* **Instructions for the task**
Of all the lines in the material, how many include the word "przy"? Reply with the number alone.
BEGIN Materials provided
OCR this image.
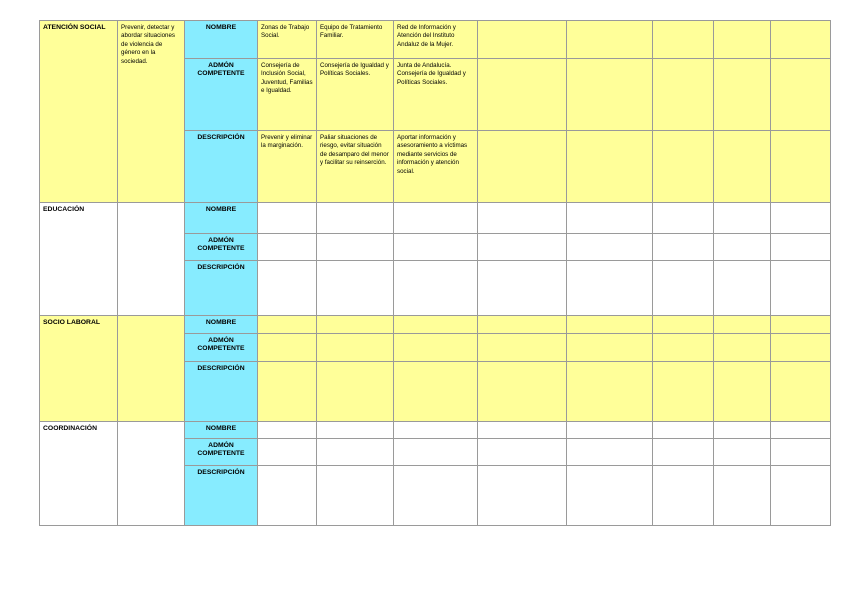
ATENCIÓN SOCIAL	Prevenir, detectar y abordar situaciones de violencia de género en la sociedad.	NOMBRE	Zonas de Trabajo Social.	Equipo de Tratamiento Familiar.	Red de Información y Atención del Instituto Andaluz de la Mujer.					
		ADMÓN COMPETENTE	Consejería de Inclusión Social, Juventud, Familias e Igualdad.	Consejería de Igualdad y Políticas Sociales.	Junta de Andalucía. Consejería de Igualdad y Políticas Sociales.					
		DESCRIPCIÓN	Prevenir y eliminar la marginación.	Paliar situaciones de riesgo, evitar situación de desamparo del menor y facilitar su reinserción.	Aportar información y asesoramiento a víctimas mediante servicios de información y atención social.					
EDUCACIÓN		NOMBRE								
		ADMÓN COMPETENTE								
		DESCRIPCIÓN								
SOCIO LABORAL		NOMBRE								
		ADMÓN COMPETENTE								
		DESCRIPCIÓN								
COORDINACIÓN		NOMBRE								
		ADMÓN COMPETENTE								
		DESCRIPCIÓN								
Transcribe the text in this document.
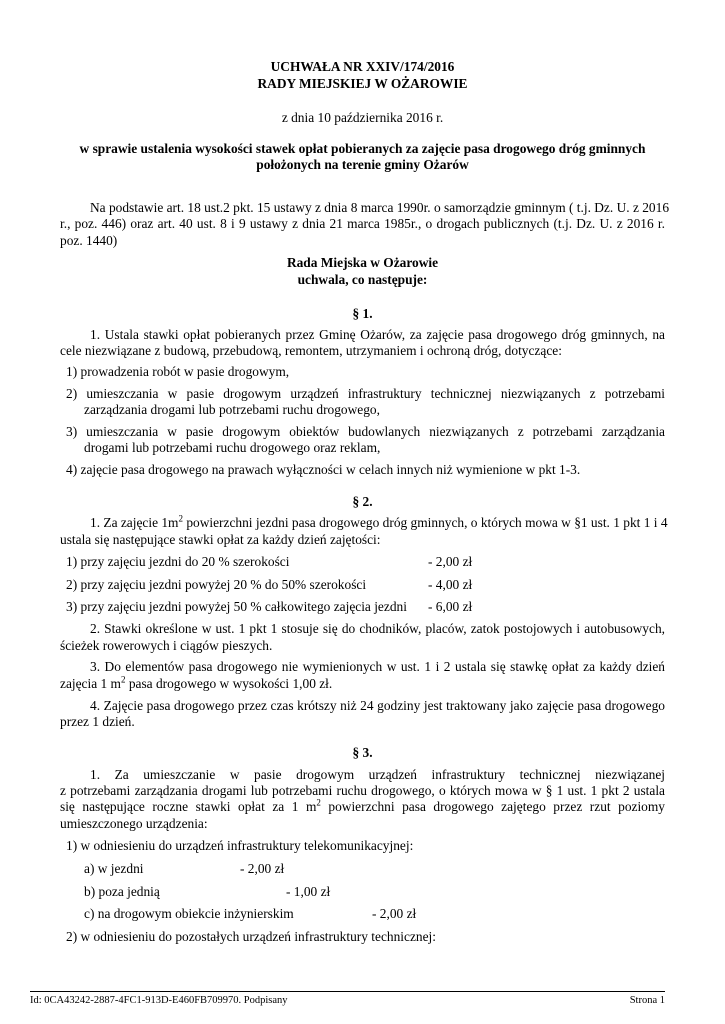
UCHWAŁA NR XXIV/174/2016
RADY MIEJSKIEJ W OŻAROWIE
z dnia 10 października 2016 r.
w sprawie ustalenia wysokości stawek opłat pobieranych za zajęcie pasa drogowego dróg gminnych
położonych na terenie gminy Ożarów
Na podstawie art. 18 ust.2 pkt. 15 ustawy z dnia 8 marca 1990r. o samorządzie gminnym ( t.j. Dz. U. z 2016
r., poz. 446) oraz art. 40 ust. 8 i 9 ustawy z dnia 21 marca 1985r., o drogach publicznych (t.j. Dz. U. z 2016 r.
poz. 1440)
Rada Miejska w Ożarowie
uchwala, co następuje:
§ 1.
1. Ustala stawki opłat pobieranych przez Gminę Ożarów, za zajęcie pasa drogowego dróg gminnych, na
cele niezwiązane z budową, przebudową, remontem, utrzymaniem i ochroną dróg, dotyczące:
1) prowadzenia robót w pasie drogowym,
2) umieszczania w pasie drogowym urządzeń infrastruktury technicznej niezwiązanych z potrzebami
zarządzania drogami lub potrzebami ruchu drogowego,
3) umieszczania w pasie drogowym obiektów budowlanych niezwiązanych z potrzebami zarządzania
drogami lub potrzebami ruchu drogowego oraz reklam,
4) zajęcie pasa drogowego na prawach wyłączności w celach innych niż wymienione w pkt 1-3.
§ 2.
1. Za zajęcie $1m^2$ powierzchni jezdni pasa drogowego dróg gminnych, o których mowa w §1 ust. 1 pkt 1 i 4
ustala się następujące stawki opłat za każdy dzień zajętości:
1) przy zajęciu jezdni do 20 % szerokości	- 2,00 zł
2) przy zajęciu jezdni powyżej 20 % do 50% szerokości	- 4,00 zł
3) przy zajęciu jezdni powyżej 50 % całkowitego zajęcia jezdni - 6,00 zł
2. Stawki określone w ust. 1 pkt 1 stosuje się do chodników, placów, zatok postojowych i autobusowych,
ścieżek rowerowych i ciągów pieszych.
3. Do elementów pasa drogowego nie wymienionych w ust. 1 i 2 ustala się stawkę opłat za każdy dzień
zajęcia 1 $m^2$ pasa drogowego w wysokości 1,00 zł.
4. Zajęcie pasa drogowego przez czas krótszy niż 24 godziny jest traktowany jako zajęcie pasa drogowego
przez 1 dzień.
§ 3.
1. Za umieszczanie w pasie drogowym urządzeń infrastruktury technicznej niezwiązanej
z potrzebami zarządzania drogami lub potrzebami ruchu drogowego, o których mowa w § 1 ust. 1 pkt 2 ustala
się następujące roczne stawki opłat za 1 $m^2$ powierzchni pasa drogowego zajętego przez rzut poziomy
umieszczonego urządzenia:
1) w odniesieniu do urządzeń infrastruktury telekomunikacyjnej:
a) w jezdni	- 2,00 zł
b) poza jednią	- 1,00 zł
c) na drogowym obiekcie inżynierskim	- 2,00 zł
2) w odniesieniu do pozostałych urządzeń infrastruktury technicznej:
Id: 0CA43242-2887-4FC1-913D-E460FB709970. Podpisany	Strona 1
END Materials provided
* **Solution**
3